[Records from a collection]
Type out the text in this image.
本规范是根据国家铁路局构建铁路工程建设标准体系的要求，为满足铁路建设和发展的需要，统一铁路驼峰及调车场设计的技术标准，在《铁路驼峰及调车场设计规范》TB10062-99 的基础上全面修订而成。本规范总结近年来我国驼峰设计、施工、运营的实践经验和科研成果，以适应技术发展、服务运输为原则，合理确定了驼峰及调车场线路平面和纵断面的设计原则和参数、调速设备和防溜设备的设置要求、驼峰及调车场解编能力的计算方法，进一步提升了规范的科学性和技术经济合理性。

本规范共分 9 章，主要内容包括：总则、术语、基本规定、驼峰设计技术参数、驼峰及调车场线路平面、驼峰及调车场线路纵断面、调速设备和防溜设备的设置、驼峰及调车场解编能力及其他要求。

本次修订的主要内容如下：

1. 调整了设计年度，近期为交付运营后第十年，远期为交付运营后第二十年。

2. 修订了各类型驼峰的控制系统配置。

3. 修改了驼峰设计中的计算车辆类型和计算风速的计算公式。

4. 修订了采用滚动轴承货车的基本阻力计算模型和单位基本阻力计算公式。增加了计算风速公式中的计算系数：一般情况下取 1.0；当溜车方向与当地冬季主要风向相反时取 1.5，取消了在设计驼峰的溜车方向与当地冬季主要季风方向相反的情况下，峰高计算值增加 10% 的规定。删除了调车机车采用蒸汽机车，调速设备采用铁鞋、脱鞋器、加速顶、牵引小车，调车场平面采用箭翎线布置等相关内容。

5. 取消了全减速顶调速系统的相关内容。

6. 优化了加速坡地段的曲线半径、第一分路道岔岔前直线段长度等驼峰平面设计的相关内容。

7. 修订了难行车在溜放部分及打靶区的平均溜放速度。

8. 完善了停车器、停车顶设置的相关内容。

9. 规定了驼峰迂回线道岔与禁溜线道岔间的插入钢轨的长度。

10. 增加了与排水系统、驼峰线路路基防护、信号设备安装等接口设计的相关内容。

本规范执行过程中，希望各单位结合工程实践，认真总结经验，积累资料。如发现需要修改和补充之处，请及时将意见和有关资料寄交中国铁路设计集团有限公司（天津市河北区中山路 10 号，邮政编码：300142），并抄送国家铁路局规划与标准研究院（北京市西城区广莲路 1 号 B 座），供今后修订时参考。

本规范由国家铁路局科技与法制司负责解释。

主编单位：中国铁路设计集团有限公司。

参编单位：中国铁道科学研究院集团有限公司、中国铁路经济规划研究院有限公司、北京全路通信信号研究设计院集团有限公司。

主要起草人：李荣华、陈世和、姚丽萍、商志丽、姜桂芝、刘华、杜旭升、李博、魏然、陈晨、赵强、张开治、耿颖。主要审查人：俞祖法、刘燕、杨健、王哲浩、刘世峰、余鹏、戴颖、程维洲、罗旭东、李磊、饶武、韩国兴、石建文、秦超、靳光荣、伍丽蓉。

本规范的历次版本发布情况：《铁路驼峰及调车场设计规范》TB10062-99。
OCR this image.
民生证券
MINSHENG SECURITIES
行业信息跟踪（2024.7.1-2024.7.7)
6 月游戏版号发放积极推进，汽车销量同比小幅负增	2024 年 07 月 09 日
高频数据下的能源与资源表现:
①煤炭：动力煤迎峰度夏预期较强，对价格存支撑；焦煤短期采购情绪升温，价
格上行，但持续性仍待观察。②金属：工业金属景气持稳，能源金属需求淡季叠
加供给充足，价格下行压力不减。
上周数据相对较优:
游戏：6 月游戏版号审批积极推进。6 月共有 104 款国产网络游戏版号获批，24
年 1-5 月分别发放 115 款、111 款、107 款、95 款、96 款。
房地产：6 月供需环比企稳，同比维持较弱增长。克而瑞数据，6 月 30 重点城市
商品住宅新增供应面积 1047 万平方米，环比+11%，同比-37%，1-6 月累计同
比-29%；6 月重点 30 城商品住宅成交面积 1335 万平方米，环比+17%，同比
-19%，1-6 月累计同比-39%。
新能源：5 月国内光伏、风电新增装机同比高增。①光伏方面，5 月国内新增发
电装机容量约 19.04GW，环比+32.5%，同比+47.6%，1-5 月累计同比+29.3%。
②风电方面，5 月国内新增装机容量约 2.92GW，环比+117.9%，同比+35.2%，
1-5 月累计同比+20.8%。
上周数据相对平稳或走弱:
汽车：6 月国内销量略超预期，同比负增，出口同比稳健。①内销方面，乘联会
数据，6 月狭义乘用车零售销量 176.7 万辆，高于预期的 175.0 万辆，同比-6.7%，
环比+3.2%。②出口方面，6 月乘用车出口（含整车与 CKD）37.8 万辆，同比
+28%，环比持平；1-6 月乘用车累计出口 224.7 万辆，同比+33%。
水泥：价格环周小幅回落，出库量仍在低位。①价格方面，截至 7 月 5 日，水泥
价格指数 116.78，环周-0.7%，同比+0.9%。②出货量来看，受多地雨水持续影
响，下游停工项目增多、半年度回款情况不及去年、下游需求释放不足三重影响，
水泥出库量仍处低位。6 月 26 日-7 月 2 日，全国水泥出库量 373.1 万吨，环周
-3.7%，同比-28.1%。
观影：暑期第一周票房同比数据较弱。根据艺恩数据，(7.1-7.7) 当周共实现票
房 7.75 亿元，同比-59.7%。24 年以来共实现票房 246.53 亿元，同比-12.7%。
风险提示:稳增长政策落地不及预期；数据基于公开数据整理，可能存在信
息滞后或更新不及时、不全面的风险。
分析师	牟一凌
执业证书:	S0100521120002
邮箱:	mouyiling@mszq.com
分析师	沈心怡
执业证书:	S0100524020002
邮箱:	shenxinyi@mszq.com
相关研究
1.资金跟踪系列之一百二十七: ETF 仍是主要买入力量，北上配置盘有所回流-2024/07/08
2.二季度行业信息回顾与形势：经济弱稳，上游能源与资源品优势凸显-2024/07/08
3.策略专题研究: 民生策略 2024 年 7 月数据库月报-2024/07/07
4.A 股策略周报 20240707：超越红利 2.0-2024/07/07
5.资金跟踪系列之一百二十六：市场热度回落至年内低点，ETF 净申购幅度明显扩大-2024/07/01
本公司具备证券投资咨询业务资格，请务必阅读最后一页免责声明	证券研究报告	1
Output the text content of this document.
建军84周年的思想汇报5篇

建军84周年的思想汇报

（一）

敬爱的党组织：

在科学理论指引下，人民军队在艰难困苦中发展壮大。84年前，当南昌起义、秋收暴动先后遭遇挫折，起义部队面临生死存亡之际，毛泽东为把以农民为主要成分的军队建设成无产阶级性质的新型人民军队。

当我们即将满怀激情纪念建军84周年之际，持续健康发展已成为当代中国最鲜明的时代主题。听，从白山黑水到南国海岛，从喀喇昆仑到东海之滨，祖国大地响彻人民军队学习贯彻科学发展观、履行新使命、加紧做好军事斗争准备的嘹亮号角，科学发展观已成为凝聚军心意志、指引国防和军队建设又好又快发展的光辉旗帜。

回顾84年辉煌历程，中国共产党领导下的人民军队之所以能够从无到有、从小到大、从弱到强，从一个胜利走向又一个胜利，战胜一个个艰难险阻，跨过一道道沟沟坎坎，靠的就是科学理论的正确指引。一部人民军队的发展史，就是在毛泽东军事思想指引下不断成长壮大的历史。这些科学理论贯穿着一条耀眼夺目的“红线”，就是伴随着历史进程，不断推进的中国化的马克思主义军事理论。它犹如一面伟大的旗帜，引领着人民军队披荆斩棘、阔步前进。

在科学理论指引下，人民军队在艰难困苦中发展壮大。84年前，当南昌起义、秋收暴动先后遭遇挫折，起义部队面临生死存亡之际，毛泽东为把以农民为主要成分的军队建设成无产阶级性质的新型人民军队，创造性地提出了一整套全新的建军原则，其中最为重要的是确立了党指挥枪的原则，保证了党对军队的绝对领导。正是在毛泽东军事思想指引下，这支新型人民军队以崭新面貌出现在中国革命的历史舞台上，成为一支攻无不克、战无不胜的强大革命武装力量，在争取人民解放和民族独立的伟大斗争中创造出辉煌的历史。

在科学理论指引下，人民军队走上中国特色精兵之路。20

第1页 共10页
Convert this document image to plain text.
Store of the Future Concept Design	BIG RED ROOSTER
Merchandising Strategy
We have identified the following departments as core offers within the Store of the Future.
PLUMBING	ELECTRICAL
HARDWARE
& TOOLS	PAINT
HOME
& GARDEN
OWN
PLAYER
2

**PROBLEM:**
Reproduce the lines of the entries above exactly, but only from the line containing "Convert this document image to plain text." through the final line.

**RESULT:**
Convert this document image to plain text.
Store of the Future Concept Design	BIG RED ROOSTER
Merchandising Strategy
We have identified the following departments as core offers within the Store of the Future.
PLUMBING	ELECTRICAL
HARDWARE
& TOOLS	PAINT
HOME
& GARDEN
OWN
PLAYER
2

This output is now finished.